** TASK PROMPT **
Make an exact copy of all the entries, but do not reproduce the pictures.

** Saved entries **
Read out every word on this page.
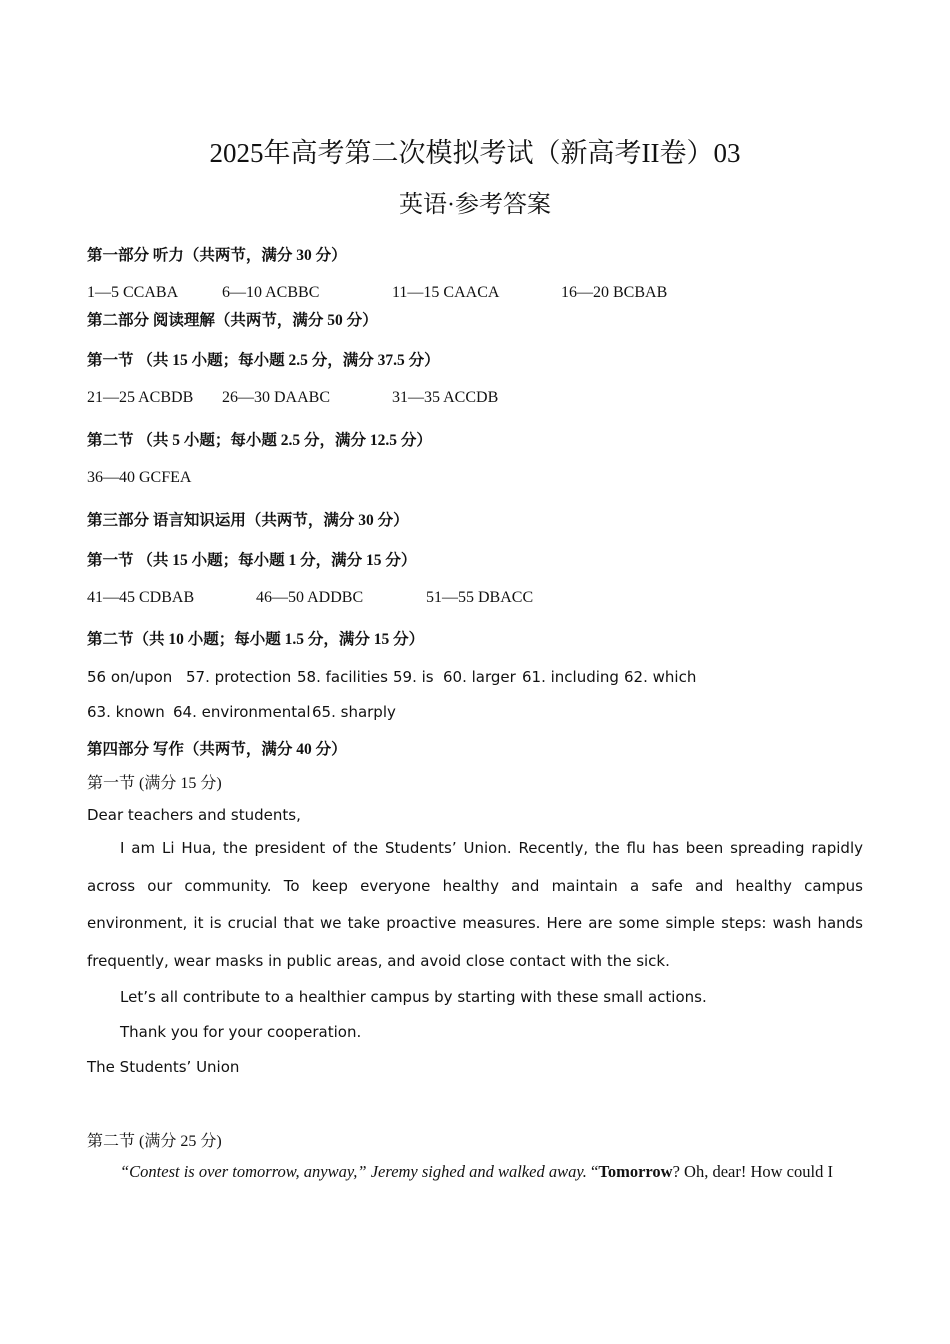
2025年高考第二次模拟考试（新高考II卷）03
英语·参考答案
第一部分 听力（共两节，满分 30 分）
1—5 CCABA	6—10 ACBBC	11—15 CAACA	16—20 BCBAB
第二部分 阅读理解（共两节，满分 50 分）
第一节 （共 15 小题；每小题 2.5 分，满分 37.5 分）
21—25 ACBDB 26—30 DAABC	31—35 ACCDB
第二节 （共 5 小题；每小题 2.5 分，满分 12.5 分）
36—40 GCFEA
第三部分 语言知识运用（共两节，满分 30 分）
第一节 （共 15 小题；每小题 1 分，满分 15 分）
41—45 CDBAB	46—50 ADDBC	51—55 DBACC
第二节（共 10 小题；每小题 1.5 分，满分 15 分）
56 on/upon 57. protection 58. facilities 59. is 60. larger 61. including 62. which
63. known 64. environmental 65. sharply
第四部分 写作（共两节，满分 40 分）
第一节 (满分 15 分)
Dear teachers and students,
I am Li Hua, the president of the Students’ Union. Recently, the flu has been spreading rapidly across our community. To keep everyone healthy and maintain a safe and healthy campus environment, it is crucial that we take proactive measures. Here are some simple steps: wash hands frequently, wear masks in public areas, and avoid close contact with the sick.
Let’s all contribute to a healthier campus by starting with these small actions.
Thank you for your cooperation.
The Students’ Union
第二节 (满分 25 分)
“Contest is over tomorrow, anyway,” Jeremy sighed and walked away. “Tomorrow? Oh, dear! How could I
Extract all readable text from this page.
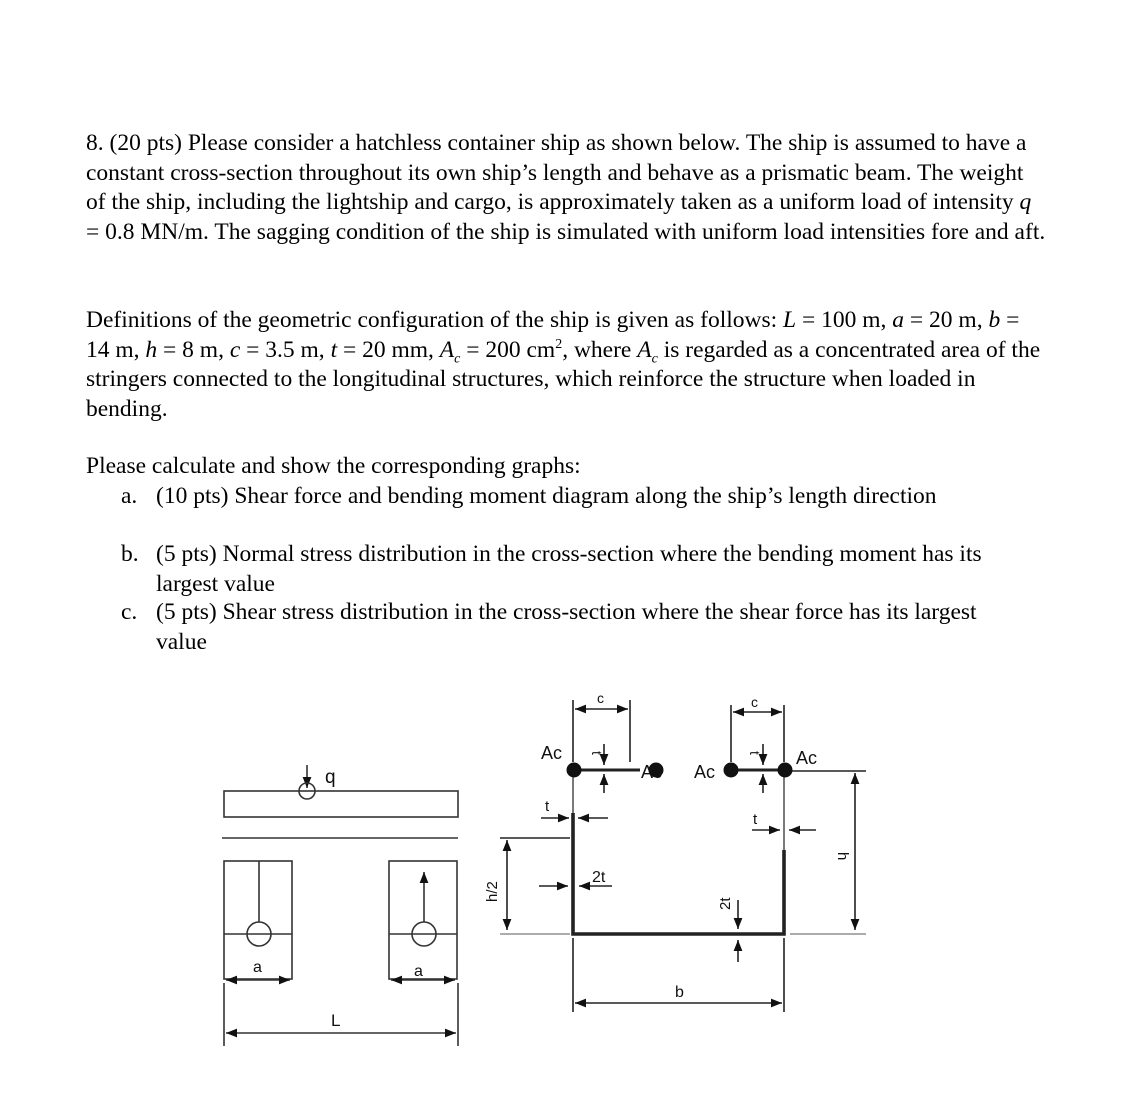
8. (20 pts) Please consider a hatchless container ship as shown below. The ship is assumed to have a constant cross-section throughout its own ship’s length and behave as a prismatic beam. The weight of the ship, including the lightship and cargo, is approximately taken as a uniform load of intensity q = 0.8 MN/m. The sagging condition of the ship is simulated with uniform load intensities fore and aft.
Definitions of the geometric configuration of the ship is given as follows: L = 100 m, a = 20 m, b = 14 m, h = 8 m, c = 3.5 m, t = 20 mm, $A_c = 200$ $cm^2$, where $A_c$ is regarded as a concentrated area of the stringers connected to the longitudinal structures, which reinforce the structure when loaded in bending.
Please calculate and show the corresponding graphs:
a. (10 pts) Shear force and bending moment diagram along the ship’s length direction
b. (5 pts) Normal stress distribution in the cross-section where the bending moment has its largest value
c. (5 pts) Shear stress distribution in the cross-section where the shear force has its largest value
q
a	a
L
Ac
Ac Ac
Ac
c	c
t	t
t
t
2t
2t
h/2
h
b
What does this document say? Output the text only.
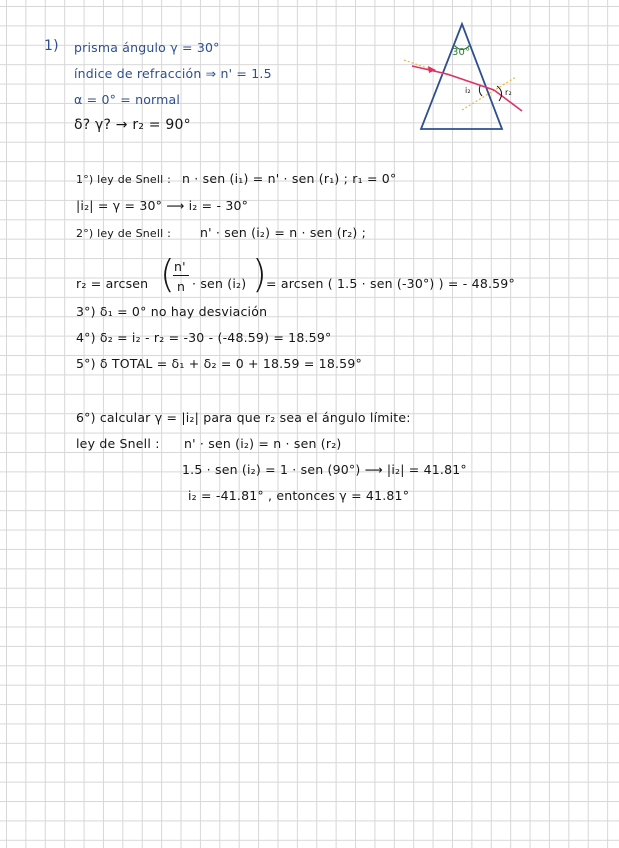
1) prisma ángulo γ = 30°
índice de refracción ⇒ n' = 1.5
α = 0° = normal
δ? γ? → r₂ = 90°
30°
i₂	r₂
1°) ley de Snell : n · sen (i₁) = n' · sen (r₁) ; r₁ = 0°
|i₂| = γ = 30° ⟶ i₂ = - 30°
2°) ley de Snell : n' · sen (i₂) = n · sen (r₂) ;
r₂ = arcsen (
n'
n · sen (i₂) )
= arcsen ( 1.5 · sen (-30°) ) = - 48.59°
3°) δ₁ = 0° no hay desviación
4°) δ₂ = i₂ - r₂ = -30 - (-48.59) = 18.59°
5°) δ TOTAL = δ₁ + δ₂ = 0 + 18.59 = 18.59°
6°) calcular γ = |i₂| para que r₂ sea el ángulo límite:
ley de Snell : n' · sen (i₂) = n · sen (r₂)
1.5 · sen (i₂) = 1 · sen (90°) ⟶ |i₂| = 41.81°
i₂ = -41.81° , entonces γ = 41.81°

** EXERCISE ANSWER **
Read out every word on this page.
2025年高考第二次模拟考试（新高考II卷）03
英语·参考答案
第一部分 听力（共两节，满分 30 分）
1—5 CCABA	6—10 ACBBC	11—15 CAACA	16—20 BCBAB
第二部分 阅读理解（共两节，满分 50 分）
第一节 （共 15 小题；每小题 2.5 分，满分 37.5 分）
21—25 ACBDB 26—30 DAABC	31—35 ACCDB
第二节 （共 5 小题；每小题 2.5 分，满分 12.5 分）
36—40 GCFEA
第三部分 语言知识运用（共两节，满分 30 分）
第一节 （共 15 小题；每小题 1 分，满分 15 分）
41—45 CDBAB	46—50 ADDBC	51—55 DBACC
第二节（共 10 小题；每小题 1.5 分，满分 15 分）
56 on/upon 57. protection 58. facilities 59. is 60. larger 61. including 62. which
63. known 64. environmental 65. sharply
第四部分 写作（共两节，满分 40 分）
第一节 (满分 15 分)
Dear teachers and students,
I am Li Hua, the president of the Students’ Union. Recently, the flu has been spreading rapidly across our community. To keep everyone healthy and maintain a safe and healthy campus environment, it is crucial that we take proactive measures. Here are some simple steps: wash hands frequently, wear masks in public areas, and avoid close contact with the sick.
Let’s all contribute to a healthier campus by starting with these small actions.
Thank you for your cooperation.
The Students’ Union
第二节 (满分 25 分)
“Contest is over tomorrow, anyway,” Jeremy sighed and walked away. “Tomorrow? Oh, dear! How could I
Extract all readable text from this page.
8. (20 pts) Please consider a hatchless container ship as shown below. The ship is assumed to have a constant cross-section throughout its own ship’s length and behave as a prismatic beam. The weight of the ship, including the lightship and cargo, is approximately taken as a uniform load of intensity q = 0.8 MN/m. The sagging condition of the ship is simulated with uniform load intensities fore and aft.
Definitions of the geometric configuration of the ship is given as follows: L = 100 m, a = 20 m, b = 14 m, h = 8 m, c = 3.5 m, t = 20 mm, $A_c = 200$ $cm^2$, where $A_c$ is regarded as a concentrated area of the stringers connected to the longitudinal structures, which reinforce the structure when loaded in bending.
Please calculate and show the corresponding graphs:
a. (10 pts) Shear force and bending moment diagram along the ship’s length direction
b. (5 pts) Normal stress distribution in the cross-section where the bending moment has its largest value
c. (5 pts) Shear stress distribution in the cross-section where the shear force has its largest value
q
a	a
L
Ac
Ac Ac
Ac
c	c
t	t
t
t
2t
2t
h/2
h
b
What does this document say? Output the text only.
1) prisma ángulo γ = 30°
índice de refracción ⇒ n' = 1.5
α = 0° = normal
δ? γ? → r₂ = 90°
30°
i₂	r₂
1°) ley de Snell : n · sen (i₁) = n' · sen (r₁) ; r₁ = 0°
|i₂| = γ = 30° ⟶ i₂ = - 30°
2°) ley de Snell : n' · sen (i₂) = n · sen (r₂) ;
r₂ = arcsen (
n'
n · sen (i₂) )
= arcsen ( 1.5 · sen (-30°) ) = - 48.59°
3°) δ₁ = 0° no hay desviación
4°) δ₂ = i₂ - r₂ = -30 - (-48.59) = 18.59°
5°) δ TOTAL = δ₁ + δ₂ = 0 + 18.59 = 18.59°
6°) calcular γ = |i₂| para que r₂ sea el ángulo límite:
ley de Snell : n' · sen (i₂) = n · sen (r₂)
1.5 · sen (i₂) = 1 · sen (90°) ⟶ |i₂| = 41.81°
i₂ = -41.81° , entonces γ = 41.81°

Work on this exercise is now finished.